DIRECTIONS: Extract the listing below in full, unchanged.

Stored records:
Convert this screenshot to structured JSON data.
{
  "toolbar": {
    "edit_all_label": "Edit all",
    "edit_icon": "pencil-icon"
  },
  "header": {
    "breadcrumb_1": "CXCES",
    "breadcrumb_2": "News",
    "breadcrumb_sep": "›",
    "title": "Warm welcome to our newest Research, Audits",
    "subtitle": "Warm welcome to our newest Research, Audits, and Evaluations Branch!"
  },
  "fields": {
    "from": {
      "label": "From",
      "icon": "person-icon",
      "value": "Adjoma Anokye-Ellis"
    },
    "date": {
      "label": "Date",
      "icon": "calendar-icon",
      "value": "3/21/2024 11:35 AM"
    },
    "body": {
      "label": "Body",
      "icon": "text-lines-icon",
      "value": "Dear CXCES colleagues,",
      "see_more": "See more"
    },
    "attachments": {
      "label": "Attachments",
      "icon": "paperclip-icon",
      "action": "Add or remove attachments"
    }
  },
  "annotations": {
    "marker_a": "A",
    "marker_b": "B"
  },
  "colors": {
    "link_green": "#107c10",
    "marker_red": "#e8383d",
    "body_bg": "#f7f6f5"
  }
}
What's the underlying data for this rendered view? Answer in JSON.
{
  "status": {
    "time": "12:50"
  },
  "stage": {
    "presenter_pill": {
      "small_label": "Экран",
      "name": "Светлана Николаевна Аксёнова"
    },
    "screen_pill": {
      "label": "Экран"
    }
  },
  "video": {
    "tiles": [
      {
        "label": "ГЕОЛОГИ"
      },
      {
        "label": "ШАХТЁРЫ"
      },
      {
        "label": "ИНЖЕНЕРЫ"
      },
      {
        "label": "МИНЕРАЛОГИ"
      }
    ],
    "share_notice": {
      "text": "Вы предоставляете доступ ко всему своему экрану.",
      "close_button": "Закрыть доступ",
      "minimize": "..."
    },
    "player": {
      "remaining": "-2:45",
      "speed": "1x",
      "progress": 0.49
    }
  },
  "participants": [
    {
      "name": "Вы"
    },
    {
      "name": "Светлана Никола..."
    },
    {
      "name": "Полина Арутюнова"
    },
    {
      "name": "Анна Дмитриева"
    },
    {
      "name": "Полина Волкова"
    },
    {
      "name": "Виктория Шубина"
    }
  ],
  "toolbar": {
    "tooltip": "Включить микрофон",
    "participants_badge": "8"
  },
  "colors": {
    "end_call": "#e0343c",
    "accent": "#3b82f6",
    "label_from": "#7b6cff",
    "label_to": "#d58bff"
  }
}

SOLVED EXERCISE:
Convert this screenshot to structured JSON data.
{
  "toolbar": {
    "edit_all_label": "Edit all",
    "edit_icon": "pencil-icon"
  },
  "header": {
    "breadcrumb_1": "CXCES",
    "breadcrumb_2": "News",
    "breadcrumb_sep": "›",
    "title": "Warm welcome to our newest Research, Audits",
    "subtitle": "Warm welcome to our newest Research, Audits, and Evaluations Branch!"
  },
  "fields": {
    "from": {
      "label": "From",
      "icon": "person-icon",
      "value": "Adjoma Anokye-Ellis"
    },
    "date": {
      "label": "Date",
      "icon": "calendar-icon",
      "value": "3/21/2024 11:35 AM"
    },
    "body": {
      "label": "Body",
      "icon": "text-lines-icon",
      "value": "Dear CXCES colleagues,",
      "see_more": "See more"
    },
    "attachments": {
      "label": "Attachments",
      "icon": "paperclip-icon",
      "action": "Add or remove attachments"
    }
  },
  "annotations": {
    "marker_a": "A",
    "marker_b": "B"
  },
  "colors": {
    "link_green": "#107c10",
    "marker_red": "#e8383d",
    "body_bg": "#f7f6f5"
  }
}
What's the underlying data for this rendered view? Answer in JSON.
{
  "status": {
    "time": "12:50"
  },
  "stage": {
    "presenter_pill": {
      "small_label": "Экран",
      "name": "Светлана Николаевна Аксёнова"
    },
    "screen_pill": {
      "label": "Экран"
    }
  },
  "video": {
    "tiles": [
      {
        "label": "ГЕОЛОГИ"
      },
      {
        "label": "ШАХТЁРЫ"
      },
      {
        "label": "ИНЖЕНЕРЫ"
      },
      {
        "label": "МИНЕРАЛОГИ"
      }
    ],
    "share_notice": {
      "text": "Вы предоставляете доступ ко всему своему экрану.",
      "close_button": "Закрыть доступ",
      "minimize": "..."
    },
    "player": {
      "remaining": "-2:45",
      "speed": "1x",
      "progress": 0.49
    }
  },
  "participants": [
    {
      "name": "Вы"
    },
    {
      "name": "Светлана Никола..."
    },
    {
      "name": "Полина Арутюнова"
    },
    {
      "name": "Анна Дмитриева"
    },
    {
      "name": "Полина Волкова"
    },
    {
      "name": "Виктория Шубина"
    }
  ],
  "toolbar": {
    "tooltip": "Включить микрофон",
    "participants_badge": "8"
  },
  "colors": {
    "end_call": "#e0343c",
    "accent": "#3b82f6",
    "label_from": "#7b6cff",
    "label_to": "#d58bff"
  }
}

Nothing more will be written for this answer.